* **Your goal**:
Answer these questions from the preface on Bacon's Natural and Experimental History below.
1. In what year was the treatise published?
2. What place among the eight subjects does the one entitled De parascevis ad inquisitionem hold?
3. Whose analysis of the Baconian Induction modified the writer's opinion?

* **Page excerpt**:
------------

NATURALEM ET EXPERIMENTALEM.

[Published in 1620 in the same volume with the Nocum Organum.]

PREFACE.

AMONG the eight subjects which were to have been handled in the remaining books of the Novum Organum (see ii. 21.), the last but one is entitled De parascevis ad inquisitionem, under which head Bacon intended (as appears by the introduction to the following treatise) to set forth the character of the Natural and Experimental History, which was to form the third part of the Instauratio.

What may have been the logical connexion between these eight subjects which determined him to reserve this for the penultimate place, it seems impossible, by the help of the titles alone, to divine. But whatever the order in which he thought advisable to approach it, there can be no doubt that this Natural and Experimental History was always regarded by him as a part of his system both fundamental and indispensable. So earnestly indeed and so frequently does he insist on the importance of it, that I once believed it to be the one real novelty which distinguished his philosophy from those of his contemporaries and immediate predecessors. And even now, though Mr. Ellis's analysis of the Baconian Induction has given me much new light and considerably modified my opinion in that matter, I am still inclined to think that Bacon himself regarded it not only as a novelty, but as the novelty

from which the most important results were to be expected; and however experience may have proved that his expectations were in great part vain and his scheme impracticable, I cannot help suspecting that more of it is practicable than has yet been attempted, and that the greatest results of science are still to be looked for from a further proceeding in this direction.

------------

* **Data shown**:
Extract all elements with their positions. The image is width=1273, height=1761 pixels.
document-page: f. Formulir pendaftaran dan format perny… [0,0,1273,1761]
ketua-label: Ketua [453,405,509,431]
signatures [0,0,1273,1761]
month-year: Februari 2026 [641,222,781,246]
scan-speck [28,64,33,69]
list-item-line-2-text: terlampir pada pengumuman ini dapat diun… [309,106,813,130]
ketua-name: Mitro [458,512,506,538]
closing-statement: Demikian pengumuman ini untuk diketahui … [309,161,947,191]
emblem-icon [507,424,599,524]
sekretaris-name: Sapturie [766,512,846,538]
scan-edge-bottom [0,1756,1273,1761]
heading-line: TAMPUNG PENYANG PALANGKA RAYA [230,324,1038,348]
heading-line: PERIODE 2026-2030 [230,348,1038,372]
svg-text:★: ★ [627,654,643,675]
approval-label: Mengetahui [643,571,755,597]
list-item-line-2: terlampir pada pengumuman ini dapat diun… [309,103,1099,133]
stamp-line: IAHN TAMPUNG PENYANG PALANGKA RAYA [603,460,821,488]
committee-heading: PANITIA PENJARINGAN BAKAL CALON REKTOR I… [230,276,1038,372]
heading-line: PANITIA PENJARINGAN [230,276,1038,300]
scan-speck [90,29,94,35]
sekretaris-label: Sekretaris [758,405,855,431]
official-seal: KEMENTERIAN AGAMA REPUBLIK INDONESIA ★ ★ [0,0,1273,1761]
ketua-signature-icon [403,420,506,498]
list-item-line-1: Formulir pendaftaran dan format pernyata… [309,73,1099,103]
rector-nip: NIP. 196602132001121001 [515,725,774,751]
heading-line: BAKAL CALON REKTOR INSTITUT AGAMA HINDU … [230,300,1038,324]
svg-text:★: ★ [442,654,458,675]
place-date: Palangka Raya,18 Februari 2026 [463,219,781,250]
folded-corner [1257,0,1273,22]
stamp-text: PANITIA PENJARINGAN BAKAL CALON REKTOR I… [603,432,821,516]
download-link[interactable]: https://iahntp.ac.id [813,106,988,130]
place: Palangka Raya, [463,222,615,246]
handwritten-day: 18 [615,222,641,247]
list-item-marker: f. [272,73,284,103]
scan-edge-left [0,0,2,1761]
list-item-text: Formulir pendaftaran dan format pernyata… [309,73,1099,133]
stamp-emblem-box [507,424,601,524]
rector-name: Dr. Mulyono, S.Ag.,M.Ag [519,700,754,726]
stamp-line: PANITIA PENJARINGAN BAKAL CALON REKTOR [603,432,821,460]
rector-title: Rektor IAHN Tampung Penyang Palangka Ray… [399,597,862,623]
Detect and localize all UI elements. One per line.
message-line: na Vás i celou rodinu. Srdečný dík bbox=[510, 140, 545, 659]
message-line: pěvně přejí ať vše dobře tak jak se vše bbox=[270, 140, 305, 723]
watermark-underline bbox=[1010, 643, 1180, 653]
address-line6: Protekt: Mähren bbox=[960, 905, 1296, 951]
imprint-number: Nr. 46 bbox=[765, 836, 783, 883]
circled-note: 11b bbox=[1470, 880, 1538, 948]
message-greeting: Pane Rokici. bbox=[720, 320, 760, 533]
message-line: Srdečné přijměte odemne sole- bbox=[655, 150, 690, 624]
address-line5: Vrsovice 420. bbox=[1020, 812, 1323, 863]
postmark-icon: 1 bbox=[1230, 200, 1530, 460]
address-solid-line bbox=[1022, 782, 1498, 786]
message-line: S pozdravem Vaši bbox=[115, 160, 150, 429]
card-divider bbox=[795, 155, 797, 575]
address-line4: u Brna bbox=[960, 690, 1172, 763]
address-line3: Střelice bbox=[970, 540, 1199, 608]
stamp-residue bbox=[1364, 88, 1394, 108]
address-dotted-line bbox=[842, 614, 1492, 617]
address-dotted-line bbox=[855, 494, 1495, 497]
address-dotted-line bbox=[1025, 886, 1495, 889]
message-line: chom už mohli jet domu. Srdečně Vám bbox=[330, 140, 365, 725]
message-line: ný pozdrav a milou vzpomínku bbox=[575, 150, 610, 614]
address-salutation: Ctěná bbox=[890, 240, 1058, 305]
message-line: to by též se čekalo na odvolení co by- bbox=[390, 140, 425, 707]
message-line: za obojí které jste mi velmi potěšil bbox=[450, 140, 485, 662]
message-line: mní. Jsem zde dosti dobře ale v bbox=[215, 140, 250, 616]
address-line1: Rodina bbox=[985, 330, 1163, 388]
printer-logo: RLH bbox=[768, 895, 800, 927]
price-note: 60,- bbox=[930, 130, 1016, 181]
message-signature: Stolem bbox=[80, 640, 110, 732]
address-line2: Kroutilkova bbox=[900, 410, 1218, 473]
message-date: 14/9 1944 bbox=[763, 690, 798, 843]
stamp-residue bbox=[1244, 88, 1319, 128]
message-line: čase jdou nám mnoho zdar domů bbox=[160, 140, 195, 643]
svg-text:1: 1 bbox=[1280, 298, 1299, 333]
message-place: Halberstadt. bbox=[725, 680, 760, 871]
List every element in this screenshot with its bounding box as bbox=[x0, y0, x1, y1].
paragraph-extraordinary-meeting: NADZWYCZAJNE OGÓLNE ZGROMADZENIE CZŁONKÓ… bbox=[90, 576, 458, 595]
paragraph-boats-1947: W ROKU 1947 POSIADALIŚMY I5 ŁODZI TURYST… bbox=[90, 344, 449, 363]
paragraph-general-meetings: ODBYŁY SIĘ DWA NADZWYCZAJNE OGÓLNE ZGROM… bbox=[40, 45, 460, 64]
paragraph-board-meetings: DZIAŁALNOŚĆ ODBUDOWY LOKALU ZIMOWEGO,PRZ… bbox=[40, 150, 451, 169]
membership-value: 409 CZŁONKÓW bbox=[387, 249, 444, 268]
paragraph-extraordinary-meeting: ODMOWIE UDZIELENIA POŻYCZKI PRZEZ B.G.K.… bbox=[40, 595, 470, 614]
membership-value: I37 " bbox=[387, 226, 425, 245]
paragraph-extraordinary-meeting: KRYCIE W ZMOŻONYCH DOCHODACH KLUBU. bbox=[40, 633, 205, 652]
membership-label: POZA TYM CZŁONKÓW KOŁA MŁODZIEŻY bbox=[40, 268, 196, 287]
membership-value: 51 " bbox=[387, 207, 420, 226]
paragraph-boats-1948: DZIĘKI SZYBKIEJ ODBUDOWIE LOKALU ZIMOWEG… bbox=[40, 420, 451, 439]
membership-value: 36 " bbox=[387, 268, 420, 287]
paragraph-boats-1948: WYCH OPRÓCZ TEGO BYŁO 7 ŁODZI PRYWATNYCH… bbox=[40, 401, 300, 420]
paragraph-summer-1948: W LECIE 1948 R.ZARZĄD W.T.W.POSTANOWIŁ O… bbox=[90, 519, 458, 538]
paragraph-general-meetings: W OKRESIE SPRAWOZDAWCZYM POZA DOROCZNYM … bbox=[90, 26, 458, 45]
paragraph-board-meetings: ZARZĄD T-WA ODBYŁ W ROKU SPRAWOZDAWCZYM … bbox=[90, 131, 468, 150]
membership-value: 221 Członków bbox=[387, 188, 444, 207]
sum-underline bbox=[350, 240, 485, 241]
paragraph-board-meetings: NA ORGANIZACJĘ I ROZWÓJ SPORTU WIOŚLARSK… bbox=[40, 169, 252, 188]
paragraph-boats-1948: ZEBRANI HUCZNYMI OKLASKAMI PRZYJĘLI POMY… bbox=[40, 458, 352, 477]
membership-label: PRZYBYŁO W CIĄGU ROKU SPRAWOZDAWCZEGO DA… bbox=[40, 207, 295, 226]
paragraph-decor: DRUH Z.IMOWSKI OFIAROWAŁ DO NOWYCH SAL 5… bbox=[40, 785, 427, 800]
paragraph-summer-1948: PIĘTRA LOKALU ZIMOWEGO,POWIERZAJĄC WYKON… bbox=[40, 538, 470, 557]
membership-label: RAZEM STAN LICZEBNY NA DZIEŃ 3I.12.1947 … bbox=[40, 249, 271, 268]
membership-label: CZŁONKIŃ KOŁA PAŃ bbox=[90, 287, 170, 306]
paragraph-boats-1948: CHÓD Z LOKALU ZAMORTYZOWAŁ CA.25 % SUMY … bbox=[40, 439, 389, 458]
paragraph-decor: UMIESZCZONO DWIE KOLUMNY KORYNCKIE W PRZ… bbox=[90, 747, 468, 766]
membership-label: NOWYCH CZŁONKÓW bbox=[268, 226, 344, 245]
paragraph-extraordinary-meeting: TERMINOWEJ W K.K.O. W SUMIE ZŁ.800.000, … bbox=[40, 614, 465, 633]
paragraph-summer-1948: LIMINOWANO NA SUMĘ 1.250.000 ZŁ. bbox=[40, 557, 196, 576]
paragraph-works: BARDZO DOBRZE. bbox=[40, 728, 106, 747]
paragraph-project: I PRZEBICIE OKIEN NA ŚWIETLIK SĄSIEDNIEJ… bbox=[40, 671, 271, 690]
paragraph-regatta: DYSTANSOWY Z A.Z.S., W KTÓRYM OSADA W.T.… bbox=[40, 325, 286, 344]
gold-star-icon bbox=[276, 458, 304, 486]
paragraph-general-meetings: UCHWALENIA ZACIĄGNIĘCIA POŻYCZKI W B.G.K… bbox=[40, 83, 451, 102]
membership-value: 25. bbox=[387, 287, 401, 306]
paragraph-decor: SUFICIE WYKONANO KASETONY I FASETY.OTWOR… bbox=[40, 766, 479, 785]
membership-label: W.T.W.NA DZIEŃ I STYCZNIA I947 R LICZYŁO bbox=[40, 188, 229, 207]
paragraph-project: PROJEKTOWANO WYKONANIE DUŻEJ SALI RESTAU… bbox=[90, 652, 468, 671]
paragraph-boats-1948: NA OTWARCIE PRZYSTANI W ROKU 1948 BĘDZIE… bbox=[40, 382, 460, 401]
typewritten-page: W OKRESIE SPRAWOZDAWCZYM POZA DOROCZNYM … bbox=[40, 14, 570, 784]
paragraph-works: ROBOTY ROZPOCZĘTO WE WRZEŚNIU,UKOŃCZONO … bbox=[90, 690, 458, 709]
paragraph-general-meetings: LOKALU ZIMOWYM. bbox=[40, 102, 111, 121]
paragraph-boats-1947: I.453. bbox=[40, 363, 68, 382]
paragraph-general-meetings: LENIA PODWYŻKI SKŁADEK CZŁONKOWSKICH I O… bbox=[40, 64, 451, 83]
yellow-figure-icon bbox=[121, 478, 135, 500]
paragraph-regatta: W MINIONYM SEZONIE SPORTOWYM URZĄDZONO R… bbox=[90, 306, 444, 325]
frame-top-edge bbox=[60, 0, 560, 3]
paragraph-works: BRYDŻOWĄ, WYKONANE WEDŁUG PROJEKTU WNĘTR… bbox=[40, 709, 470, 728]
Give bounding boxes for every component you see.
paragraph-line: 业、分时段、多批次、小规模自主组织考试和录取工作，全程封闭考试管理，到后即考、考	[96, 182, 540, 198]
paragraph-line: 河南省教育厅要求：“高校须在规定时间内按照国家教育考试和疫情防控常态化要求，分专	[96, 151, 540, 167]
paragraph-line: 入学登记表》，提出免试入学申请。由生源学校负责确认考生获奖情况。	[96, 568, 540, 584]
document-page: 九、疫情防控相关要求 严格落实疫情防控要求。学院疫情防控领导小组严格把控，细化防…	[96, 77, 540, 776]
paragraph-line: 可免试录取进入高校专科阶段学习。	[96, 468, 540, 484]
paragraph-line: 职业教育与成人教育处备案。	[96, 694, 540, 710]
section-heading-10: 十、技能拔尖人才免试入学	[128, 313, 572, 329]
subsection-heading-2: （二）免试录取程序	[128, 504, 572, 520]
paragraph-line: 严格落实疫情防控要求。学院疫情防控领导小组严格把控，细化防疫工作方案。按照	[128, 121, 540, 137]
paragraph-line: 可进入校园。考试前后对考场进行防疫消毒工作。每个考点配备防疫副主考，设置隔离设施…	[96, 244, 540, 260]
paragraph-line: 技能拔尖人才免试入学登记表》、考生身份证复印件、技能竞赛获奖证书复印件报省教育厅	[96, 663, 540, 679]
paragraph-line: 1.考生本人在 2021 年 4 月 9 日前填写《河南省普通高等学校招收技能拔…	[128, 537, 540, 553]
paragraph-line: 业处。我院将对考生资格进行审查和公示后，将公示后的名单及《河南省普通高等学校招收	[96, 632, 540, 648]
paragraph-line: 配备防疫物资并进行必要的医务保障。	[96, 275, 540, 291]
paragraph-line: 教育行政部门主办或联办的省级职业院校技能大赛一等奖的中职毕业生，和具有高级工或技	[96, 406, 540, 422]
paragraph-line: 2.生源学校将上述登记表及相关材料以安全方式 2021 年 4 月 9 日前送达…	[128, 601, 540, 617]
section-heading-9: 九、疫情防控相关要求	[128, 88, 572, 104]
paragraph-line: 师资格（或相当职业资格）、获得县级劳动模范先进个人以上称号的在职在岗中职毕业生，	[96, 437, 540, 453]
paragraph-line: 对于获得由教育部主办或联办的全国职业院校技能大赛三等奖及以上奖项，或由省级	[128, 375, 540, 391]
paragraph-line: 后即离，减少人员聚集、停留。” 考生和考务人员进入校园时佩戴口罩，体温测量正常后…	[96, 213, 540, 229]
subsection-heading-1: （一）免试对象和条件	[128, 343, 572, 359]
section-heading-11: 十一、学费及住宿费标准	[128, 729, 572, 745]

------------

* **Output of the exercise**:
1. 1620
2. The last but one (the penultimate place)
3. Mr. Ellis's